WORK TO COMPLETE: Your output must consist solely of the lines from the one containing "Decode this image" through the end of the records, reproduced exactly.

MATERIAL FOR THIS TASK:

** begin **

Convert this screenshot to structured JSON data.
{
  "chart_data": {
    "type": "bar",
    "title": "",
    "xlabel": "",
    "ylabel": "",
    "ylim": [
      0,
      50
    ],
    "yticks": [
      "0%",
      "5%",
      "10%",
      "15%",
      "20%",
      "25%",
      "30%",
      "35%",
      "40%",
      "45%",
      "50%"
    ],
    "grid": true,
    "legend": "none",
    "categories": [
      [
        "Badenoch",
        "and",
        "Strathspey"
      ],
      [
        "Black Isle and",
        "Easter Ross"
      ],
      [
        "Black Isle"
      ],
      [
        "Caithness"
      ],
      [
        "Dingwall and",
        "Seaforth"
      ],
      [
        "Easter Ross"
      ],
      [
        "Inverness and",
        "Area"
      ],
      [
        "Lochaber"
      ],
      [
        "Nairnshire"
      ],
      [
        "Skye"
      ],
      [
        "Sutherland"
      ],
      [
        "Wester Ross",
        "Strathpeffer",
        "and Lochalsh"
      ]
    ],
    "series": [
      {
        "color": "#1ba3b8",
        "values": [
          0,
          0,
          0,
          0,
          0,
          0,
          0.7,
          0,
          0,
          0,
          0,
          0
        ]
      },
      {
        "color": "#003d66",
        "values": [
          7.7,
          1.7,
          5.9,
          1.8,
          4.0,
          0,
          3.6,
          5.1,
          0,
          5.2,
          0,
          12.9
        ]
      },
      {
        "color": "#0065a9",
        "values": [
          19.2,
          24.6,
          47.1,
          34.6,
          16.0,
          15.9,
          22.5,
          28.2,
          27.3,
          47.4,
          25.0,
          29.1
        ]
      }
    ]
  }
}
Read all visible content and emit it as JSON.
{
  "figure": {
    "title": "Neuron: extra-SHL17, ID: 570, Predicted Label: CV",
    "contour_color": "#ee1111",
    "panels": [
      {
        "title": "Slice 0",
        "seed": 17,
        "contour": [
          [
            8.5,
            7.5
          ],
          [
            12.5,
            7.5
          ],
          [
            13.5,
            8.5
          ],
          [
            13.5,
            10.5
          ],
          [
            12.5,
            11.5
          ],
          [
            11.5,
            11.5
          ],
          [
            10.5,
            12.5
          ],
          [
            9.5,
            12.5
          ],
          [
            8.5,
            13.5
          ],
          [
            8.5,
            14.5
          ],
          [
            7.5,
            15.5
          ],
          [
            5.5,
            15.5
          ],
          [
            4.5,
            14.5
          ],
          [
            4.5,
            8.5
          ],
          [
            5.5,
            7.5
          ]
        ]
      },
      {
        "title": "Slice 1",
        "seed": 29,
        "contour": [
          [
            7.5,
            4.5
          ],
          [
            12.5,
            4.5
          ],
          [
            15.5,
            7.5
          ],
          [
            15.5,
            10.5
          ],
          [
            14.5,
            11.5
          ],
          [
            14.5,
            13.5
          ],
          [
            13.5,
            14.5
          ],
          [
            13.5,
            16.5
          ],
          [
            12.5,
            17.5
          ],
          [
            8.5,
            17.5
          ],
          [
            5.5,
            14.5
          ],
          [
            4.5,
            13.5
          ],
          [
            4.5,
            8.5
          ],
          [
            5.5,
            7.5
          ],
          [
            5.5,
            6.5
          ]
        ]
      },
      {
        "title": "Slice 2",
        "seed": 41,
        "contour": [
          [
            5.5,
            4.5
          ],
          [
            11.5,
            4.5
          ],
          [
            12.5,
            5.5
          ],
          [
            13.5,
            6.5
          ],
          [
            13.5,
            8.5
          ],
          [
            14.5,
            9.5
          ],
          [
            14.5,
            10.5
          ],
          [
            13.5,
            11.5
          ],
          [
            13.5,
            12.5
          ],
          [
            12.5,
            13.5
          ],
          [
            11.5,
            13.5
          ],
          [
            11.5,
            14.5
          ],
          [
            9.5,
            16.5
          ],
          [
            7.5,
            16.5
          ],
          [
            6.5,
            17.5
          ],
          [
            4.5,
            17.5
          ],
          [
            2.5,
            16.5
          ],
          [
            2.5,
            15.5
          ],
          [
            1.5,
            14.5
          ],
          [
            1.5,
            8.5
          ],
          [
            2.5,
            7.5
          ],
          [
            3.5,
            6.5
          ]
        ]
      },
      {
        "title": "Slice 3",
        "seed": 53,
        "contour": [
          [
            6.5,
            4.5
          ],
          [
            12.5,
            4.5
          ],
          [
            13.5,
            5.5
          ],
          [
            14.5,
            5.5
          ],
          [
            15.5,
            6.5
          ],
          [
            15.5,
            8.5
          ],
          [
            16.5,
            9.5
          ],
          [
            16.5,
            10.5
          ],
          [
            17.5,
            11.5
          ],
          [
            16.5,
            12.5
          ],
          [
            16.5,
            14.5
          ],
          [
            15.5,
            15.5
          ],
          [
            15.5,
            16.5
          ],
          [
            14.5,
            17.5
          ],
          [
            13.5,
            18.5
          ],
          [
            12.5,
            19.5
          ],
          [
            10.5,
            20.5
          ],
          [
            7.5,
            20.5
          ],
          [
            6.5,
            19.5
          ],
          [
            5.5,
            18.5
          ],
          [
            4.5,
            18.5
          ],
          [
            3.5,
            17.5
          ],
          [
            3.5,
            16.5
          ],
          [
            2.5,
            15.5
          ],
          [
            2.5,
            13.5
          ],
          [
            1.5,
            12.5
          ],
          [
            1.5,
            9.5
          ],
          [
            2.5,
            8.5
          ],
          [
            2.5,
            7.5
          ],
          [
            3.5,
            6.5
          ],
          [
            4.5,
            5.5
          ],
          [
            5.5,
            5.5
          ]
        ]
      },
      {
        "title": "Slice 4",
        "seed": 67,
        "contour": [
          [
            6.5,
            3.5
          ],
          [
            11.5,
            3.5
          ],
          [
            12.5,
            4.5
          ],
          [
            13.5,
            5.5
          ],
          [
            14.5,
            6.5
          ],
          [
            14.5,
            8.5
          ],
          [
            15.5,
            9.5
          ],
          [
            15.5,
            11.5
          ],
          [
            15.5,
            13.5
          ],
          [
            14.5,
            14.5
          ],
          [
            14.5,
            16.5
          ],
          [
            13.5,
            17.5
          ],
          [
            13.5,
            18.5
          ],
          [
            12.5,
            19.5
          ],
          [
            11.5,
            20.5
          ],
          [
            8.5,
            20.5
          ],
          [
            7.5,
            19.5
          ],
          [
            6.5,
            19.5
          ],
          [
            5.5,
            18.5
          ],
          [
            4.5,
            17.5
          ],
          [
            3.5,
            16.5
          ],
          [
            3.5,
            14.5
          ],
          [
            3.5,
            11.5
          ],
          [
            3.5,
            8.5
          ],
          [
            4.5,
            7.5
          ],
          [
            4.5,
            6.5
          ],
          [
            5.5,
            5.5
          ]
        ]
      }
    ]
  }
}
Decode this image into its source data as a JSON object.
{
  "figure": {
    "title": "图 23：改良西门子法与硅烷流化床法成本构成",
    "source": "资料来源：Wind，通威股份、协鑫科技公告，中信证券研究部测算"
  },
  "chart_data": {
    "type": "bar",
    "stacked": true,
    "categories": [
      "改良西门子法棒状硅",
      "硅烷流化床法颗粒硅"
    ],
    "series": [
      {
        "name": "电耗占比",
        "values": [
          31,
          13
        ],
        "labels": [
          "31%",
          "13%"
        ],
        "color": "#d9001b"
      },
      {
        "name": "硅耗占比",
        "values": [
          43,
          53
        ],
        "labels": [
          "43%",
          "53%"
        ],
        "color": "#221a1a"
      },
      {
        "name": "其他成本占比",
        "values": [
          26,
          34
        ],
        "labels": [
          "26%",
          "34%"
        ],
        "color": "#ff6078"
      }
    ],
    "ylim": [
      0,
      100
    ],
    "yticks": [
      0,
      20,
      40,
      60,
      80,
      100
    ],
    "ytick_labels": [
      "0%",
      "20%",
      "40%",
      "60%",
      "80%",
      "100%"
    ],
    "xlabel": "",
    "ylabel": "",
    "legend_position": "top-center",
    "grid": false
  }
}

** end **

WRITTEN RESPONSE:
Decode this image into its source data as a JSON object.
{
  "figure": {
    "title": "图 23：改良西门子法与硅烷流化床法成本构成",
    "source": "资料来源：Wind，通威股份、协鑫科技公告，中信证券研究部测算"
  },
  "chart_data": {
    "type": "bar",
    "stacked": true,
    "categories": [
      "改良西门子法棒状硅",
      "硅烷流化床法颗粒硅"
    ],
    "series": [
      {
        "name": "电耗占比",
        "values": [
          31,
          13
        ],
        "labels": [
          "31%",
          "13%"
        ],
        "color": "#d9001b"
      },
      {
        "name": "硅耗占比",
        "values": [
          43,
          53
        ],
        "labels": [
          "43%",
          "53%"
        ],
        "color": "#221a1a"
      },
      {
        "name": "其他成本占比",
        "values": [
          26,
          34
        ],
        "labels": [
          "26%",
          "34%"
        ],
        "color": "#ff6078"
      }
    ],
    "ylim": [
      0,
      100
    ],
    "yticks": [
      0,
      20,
      40,
      60,
      80,
      100
    ],
    "ytick_labels": [
      "0%",
      "20%",
      "40%",
      "60%",
      "80%",
      "100%"
    ],
    "xlabel": "",
    "ylabel": "",
    "legend_position": "top-center",
    "grid": false
  }
}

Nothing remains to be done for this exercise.